**STATED PROBLEM:** Copy every line with the string "примечание" in it.

-- BEGIN EXERCISE INPUTS --

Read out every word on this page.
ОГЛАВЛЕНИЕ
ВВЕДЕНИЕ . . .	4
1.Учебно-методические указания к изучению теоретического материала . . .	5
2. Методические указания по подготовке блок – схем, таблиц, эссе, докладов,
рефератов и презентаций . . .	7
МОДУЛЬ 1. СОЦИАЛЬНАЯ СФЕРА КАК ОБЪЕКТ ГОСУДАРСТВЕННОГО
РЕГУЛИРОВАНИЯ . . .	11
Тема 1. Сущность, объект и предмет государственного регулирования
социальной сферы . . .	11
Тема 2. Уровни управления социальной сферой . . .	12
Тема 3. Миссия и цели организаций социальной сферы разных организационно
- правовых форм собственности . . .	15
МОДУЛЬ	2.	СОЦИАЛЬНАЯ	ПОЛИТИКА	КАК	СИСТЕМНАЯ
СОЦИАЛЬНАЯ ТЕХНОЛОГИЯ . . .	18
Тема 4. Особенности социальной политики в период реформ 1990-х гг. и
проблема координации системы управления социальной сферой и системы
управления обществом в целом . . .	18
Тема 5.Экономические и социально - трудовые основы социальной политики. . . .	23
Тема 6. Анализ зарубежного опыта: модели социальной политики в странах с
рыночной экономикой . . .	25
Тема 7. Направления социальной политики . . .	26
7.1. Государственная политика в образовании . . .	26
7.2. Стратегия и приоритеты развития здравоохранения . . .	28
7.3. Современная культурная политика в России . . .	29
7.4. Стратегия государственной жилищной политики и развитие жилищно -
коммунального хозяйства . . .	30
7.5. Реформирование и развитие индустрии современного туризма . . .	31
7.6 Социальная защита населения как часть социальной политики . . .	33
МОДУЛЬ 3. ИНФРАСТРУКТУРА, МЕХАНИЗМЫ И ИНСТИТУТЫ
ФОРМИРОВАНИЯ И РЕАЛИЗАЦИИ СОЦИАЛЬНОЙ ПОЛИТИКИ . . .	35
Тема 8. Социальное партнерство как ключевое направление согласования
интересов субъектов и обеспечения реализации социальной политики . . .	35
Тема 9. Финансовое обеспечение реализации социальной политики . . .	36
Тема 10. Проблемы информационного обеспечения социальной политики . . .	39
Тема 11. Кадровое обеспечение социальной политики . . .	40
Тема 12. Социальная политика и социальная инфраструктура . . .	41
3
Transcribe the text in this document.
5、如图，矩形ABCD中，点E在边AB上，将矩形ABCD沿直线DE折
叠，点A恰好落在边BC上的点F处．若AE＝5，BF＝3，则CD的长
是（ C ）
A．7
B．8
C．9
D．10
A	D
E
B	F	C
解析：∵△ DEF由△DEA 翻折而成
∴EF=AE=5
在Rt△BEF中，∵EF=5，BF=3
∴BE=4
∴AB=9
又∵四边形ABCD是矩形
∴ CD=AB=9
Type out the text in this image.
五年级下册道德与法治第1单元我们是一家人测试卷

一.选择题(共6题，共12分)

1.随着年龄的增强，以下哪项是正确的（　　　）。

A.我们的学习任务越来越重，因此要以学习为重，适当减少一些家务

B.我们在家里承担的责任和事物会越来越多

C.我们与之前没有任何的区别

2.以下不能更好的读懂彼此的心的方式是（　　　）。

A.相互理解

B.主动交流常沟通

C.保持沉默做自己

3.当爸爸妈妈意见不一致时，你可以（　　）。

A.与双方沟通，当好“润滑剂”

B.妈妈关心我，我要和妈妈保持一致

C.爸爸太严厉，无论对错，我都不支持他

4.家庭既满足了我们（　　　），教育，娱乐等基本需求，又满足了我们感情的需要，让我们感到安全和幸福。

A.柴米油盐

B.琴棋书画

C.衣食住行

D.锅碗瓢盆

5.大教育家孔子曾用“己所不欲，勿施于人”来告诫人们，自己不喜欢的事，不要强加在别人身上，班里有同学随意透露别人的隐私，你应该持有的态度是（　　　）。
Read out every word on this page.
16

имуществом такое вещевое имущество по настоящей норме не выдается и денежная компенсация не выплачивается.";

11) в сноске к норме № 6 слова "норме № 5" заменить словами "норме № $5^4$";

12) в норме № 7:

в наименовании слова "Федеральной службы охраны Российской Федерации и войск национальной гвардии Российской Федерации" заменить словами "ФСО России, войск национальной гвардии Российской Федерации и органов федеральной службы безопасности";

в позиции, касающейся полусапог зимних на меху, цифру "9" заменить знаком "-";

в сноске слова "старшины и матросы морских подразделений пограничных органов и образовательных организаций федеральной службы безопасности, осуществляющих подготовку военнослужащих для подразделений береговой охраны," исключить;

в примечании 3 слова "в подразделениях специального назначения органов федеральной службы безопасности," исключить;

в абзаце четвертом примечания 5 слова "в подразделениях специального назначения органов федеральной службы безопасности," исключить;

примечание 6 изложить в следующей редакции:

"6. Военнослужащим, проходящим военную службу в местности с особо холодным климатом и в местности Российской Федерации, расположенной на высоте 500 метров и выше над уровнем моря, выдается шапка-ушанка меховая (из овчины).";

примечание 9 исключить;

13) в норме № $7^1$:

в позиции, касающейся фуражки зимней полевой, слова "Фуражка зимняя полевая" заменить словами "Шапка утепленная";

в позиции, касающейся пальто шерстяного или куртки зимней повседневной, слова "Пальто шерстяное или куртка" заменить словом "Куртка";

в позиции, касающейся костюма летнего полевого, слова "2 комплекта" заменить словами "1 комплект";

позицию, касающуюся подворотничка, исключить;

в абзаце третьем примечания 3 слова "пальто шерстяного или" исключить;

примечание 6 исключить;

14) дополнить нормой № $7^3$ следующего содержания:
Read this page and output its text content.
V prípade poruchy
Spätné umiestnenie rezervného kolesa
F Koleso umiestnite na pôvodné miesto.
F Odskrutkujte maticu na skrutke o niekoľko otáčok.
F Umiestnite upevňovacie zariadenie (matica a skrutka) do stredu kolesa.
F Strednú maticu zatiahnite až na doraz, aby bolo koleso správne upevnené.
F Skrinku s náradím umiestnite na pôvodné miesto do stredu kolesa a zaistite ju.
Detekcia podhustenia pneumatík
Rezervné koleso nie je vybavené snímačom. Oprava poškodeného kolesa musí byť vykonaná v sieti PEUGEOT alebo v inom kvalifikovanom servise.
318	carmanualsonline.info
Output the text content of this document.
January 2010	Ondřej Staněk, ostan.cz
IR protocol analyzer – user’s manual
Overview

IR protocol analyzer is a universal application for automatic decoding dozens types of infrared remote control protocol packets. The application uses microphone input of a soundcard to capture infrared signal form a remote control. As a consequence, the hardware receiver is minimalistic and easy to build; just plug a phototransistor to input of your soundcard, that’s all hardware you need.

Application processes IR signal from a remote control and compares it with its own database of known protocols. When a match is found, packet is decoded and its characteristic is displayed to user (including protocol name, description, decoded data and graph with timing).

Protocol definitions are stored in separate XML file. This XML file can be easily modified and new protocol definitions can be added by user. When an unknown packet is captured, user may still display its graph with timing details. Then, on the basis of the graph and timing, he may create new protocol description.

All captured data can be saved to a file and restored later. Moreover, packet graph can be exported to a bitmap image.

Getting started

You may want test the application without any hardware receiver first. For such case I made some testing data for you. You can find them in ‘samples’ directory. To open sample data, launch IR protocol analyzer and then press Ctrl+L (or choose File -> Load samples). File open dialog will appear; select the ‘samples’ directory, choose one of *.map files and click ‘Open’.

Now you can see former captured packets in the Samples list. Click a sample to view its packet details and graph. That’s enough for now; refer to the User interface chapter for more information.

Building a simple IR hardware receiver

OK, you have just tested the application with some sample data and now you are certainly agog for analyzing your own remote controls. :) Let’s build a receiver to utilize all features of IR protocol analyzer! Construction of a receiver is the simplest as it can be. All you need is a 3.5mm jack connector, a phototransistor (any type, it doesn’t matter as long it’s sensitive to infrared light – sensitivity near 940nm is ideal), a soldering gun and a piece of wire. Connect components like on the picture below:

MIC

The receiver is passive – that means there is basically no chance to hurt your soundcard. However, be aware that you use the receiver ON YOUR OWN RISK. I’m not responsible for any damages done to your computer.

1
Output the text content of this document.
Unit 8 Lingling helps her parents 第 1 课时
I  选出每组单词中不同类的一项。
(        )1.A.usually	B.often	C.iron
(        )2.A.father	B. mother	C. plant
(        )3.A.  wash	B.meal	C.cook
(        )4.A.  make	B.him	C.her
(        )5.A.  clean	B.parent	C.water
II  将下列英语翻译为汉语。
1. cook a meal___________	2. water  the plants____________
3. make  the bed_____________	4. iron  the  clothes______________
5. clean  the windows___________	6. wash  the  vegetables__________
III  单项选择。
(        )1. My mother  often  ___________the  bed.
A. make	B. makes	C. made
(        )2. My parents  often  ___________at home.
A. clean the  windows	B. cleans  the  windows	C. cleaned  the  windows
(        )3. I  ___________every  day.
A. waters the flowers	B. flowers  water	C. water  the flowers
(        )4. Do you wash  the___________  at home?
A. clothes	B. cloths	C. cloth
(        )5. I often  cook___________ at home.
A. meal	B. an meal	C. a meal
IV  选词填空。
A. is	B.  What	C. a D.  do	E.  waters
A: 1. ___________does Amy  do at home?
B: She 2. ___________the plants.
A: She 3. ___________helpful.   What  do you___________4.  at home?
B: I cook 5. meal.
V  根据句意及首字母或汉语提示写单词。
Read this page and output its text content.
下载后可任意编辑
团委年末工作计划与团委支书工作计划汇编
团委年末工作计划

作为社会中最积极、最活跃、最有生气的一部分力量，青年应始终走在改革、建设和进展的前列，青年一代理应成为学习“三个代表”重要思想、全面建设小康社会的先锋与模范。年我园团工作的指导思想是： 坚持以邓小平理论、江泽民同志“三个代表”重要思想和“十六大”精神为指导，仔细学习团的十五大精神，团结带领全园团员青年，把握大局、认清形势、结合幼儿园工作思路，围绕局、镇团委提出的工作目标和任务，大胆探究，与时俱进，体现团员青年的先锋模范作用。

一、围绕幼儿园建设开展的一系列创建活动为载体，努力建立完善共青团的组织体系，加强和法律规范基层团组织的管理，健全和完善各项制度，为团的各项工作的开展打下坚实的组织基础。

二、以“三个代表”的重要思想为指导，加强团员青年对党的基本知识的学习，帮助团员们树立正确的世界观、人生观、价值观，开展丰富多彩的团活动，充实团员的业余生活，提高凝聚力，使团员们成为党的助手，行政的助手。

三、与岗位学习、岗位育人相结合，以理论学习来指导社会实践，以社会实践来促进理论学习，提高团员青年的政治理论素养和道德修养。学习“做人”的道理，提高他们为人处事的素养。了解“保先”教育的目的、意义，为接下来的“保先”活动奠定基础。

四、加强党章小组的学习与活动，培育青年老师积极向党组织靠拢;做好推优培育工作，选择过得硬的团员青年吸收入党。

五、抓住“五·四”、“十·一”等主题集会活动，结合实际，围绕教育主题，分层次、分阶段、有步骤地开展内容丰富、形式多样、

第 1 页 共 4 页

-- END EXERCISE INPUTS --

**RESPONSE TO THE EXERCISE:**
примечание 6 изложить в следующей редакции:
примечание 9 исключить;
примечание 6 исключить;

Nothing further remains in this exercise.